• _Task material_
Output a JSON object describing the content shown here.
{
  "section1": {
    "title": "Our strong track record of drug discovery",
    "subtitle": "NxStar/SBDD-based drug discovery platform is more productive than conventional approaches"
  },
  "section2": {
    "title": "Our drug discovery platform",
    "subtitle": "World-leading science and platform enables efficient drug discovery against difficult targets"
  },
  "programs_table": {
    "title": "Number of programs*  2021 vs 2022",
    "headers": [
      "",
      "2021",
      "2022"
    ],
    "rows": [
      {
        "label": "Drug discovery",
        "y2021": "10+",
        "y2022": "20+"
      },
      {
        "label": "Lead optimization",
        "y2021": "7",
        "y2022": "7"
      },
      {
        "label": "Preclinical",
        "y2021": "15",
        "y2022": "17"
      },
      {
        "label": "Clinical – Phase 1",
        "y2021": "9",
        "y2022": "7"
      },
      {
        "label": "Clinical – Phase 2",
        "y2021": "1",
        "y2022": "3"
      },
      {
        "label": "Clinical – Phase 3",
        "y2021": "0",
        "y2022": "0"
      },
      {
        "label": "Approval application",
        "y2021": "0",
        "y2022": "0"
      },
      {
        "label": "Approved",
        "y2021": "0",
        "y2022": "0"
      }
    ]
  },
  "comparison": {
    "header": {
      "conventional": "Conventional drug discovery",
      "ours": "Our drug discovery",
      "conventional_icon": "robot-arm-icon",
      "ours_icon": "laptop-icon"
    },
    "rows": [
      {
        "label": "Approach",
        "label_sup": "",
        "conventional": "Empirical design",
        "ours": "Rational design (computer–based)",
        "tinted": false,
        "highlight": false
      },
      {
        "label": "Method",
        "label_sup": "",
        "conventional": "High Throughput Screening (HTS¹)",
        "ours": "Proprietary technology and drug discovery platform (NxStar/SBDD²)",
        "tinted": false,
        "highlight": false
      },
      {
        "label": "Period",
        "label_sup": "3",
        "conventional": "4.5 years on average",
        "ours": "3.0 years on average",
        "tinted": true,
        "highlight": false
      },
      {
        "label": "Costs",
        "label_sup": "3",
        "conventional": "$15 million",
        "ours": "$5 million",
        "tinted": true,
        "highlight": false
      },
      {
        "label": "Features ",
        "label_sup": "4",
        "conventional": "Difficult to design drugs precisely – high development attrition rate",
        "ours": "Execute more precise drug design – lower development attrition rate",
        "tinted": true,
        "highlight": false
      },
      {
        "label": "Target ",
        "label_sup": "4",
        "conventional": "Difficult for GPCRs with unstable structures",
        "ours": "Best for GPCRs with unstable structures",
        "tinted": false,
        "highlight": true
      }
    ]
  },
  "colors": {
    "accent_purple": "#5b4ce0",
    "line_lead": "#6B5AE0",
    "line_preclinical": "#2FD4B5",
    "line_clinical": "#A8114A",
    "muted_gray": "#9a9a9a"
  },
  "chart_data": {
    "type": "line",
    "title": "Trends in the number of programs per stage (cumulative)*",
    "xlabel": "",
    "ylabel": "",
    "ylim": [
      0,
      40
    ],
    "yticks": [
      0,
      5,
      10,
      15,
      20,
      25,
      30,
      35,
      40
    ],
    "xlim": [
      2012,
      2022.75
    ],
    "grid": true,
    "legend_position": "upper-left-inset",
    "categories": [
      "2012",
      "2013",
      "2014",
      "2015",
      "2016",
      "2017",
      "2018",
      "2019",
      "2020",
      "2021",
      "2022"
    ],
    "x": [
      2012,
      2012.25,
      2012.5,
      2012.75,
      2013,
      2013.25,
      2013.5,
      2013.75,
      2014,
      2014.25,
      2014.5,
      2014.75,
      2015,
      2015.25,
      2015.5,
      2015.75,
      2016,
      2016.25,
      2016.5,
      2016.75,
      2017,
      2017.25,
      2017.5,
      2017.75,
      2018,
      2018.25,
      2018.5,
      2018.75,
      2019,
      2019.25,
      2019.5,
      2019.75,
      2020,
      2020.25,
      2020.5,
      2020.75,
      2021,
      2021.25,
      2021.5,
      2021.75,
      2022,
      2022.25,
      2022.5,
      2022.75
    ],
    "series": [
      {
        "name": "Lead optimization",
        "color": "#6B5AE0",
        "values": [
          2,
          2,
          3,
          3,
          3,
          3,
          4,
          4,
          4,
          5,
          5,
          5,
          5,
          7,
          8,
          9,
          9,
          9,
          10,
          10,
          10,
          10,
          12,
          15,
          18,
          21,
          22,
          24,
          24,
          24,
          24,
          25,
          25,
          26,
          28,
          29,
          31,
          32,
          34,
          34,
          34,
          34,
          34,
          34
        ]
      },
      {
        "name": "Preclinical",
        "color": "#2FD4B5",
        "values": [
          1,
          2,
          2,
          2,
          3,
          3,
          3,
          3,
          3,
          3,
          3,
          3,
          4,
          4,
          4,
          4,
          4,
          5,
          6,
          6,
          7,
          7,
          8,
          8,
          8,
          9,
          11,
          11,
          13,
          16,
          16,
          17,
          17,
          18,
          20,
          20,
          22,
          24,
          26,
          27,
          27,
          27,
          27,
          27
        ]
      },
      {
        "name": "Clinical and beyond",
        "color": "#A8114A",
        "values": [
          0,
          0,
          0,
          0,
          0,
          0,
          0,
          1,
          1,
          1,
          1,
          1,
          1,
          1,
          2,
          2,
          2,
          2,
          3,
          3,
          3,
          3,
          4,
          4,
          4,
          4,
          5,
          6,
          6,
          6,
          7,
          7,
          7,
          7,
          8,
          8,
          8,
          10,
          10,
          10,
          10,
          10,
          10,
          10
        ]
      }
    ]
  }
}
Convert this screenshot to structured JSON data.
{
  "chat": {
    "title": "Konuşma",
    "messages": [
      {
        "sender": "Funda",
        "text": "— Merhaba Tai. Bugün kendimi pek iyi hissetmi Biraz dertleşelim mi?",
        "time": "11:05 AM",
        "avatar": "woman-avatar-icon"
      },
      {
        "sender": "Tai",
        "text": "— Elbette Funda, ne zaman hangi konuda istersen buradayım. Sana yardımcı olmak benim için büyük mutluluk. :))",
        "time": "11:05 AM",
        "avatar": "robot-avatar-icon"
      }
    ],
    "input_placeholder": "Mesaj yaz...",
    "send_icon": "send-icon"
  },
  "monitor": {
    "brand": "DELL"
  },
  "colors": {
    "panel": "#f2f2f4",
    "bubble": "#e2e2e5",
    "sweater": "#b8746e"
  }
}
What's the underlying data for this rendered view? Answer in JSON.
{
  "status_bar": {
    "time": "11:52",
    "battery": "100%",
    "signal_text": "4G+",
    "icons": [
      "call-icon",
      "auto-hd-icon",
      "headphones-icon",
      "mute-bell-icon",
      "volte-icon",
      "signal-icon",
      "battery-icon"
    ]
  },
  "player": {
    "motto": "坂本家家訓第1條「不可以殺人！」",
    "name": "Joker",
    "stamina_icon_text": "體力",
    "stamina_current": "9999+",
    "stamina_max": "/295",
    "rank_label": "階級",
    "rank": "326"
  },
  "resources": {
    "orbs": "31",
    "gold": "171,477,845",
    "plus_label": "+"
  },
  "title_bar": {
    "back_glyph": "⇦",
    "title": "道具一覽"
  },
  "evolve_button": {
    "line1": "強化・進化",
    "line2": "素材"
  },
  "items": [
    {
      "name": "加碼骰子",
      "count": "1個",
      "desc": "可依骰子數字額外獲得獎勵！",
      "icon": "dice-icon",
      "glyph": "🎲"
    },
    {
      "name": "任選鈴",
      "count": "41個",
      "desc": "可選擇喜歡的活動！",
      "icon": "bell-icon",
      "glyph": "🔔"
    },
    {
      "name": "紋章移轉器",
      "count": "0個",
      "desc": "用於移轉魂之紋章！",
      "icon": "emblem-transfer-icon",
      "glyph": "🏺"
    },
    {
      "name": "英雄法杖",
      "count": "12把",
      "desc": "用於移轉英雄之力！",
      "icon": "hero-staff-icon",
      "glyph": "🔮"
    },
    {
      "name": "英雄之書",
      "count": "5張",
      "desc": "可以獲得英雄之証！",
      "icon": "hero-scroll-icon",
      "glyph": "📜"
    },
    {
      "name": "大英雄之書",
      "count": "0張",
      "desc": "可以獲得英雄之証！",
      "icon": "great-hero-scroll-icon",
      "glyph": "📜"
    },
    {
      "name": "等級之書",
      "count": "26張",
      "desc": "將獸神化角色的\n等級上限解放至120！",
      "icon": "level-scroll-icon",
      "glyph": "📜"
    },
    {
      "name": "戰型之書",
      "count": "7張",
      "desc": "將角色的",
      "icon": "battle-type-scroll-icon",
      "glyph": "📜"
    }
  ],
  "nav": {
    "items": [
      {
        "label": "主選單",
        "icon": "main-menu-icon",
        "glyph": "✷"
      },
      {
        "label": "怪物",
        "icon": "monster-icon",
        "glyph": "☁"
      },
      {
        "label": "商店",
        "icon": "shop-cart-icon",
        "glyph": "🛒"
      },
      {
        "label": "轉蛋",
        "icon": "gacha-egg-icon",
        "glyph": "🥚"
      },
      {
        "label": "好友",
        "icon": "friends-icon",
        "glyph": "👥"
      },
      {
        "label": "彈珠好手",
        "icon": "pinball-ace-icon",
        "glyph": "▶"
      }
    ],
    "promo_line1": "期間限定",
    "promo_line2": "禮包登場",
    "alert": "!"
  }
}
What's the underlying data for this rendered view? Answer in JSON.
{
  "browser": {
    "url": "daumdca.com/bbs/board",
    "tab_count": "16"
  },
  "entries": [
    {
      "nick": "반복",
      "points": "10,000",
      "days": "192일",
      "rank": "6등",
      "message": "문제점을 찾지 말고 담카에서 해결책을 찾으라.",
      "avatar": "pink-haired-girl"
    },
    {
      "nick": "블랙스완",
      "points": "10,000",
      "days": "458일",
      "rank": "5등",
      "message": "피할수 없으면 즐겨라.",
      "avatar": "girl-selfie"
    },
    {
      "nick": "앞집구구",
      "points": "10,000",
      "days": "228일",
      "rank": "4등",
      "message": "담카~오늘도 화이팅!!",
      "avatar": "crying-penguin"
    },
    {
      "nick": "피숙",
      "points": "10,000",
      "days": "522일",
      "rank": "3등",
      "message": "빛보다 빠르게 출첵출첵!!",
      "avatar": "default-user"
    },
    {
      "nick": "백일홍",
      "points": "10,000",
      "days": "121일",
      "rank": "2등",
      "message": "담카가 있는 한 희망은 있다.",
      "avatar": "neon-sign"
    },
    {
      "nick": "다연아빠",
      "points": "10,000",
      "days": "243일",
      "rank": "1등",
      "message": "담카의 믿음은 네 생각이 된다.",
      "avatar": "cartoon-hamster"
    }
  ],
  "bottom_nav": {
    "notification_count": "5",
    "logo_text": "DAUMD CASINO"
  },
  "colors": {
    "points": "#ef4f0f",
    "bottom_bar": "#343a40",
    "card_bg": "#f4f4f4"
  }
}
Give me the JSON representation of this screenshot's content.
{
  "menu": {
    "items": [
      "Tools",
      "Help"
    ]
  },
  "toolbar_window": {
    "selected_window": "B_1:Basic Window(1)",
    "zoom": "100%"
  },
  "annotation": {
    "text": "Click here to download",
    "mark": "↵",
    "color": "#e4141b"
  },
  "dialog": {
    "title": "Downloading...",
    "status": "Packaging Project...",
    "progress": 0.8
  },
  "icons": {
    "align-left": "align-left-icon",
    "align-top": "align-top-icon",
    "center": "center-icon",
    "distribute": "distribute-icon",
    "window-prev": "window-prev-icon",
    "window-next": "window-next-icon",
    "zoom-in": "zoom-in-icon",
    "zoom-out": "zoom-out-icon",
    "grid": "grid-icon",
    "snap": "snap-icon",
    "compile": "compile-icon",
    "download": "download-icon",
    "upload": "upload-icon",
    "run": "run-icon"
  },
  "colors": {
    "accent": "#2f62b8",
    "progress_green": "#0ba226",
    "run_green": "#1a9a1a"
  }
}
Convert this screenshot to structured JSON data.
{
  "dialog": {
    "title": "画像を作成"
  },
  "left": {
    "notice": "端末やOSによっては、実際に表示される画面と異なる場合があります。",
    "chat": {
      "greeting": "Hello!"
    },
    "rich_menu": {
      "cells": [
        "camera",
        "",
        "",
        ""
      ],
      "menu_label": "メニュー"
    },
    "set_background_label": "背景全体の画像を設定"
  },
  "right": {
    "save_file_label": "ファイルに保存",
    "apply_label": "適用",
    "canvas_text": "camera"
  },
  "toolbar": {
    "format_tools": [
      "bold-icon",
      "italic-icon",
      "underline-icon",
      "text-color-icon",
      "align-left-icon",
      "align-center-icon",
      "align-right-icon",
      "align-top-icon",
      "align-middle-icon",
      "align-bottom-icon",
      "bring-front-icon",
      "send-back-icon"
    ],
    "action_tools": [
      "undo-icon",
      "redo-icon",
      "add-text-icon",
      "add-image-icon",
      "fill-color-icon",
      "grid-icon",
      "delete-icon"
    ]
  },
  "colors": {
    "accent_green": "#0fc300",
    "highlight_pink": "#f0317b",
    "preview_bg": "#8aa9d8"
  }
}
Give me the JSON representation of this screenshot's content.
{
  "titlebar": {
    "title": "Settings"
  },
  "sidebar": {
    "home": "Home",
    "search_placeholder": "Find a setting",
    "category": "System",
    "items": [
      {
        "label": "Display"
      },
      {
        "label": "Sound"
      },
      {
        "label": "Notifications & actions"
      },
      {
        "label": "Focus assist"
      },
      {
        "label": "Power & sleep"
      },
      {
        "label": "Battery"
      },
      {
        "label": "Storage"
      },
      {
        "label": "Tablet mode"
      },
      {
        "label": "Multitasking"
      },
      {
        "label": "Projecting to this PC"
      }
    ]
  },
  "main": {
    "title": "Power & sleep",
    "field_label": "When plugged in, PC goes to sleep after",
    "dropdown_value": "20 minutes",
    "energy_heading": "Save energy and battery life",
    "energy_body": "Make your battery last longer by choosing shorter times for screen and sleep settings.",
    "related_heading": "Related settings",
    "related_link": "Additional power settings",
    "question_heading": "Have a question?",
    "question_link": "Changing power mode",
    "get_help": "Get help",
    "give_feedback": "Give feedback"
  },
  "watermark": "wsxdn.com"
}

• _Written problem_
Say how many lines above hold the word "scroll", giving only the count.

• _Answer to this task_
4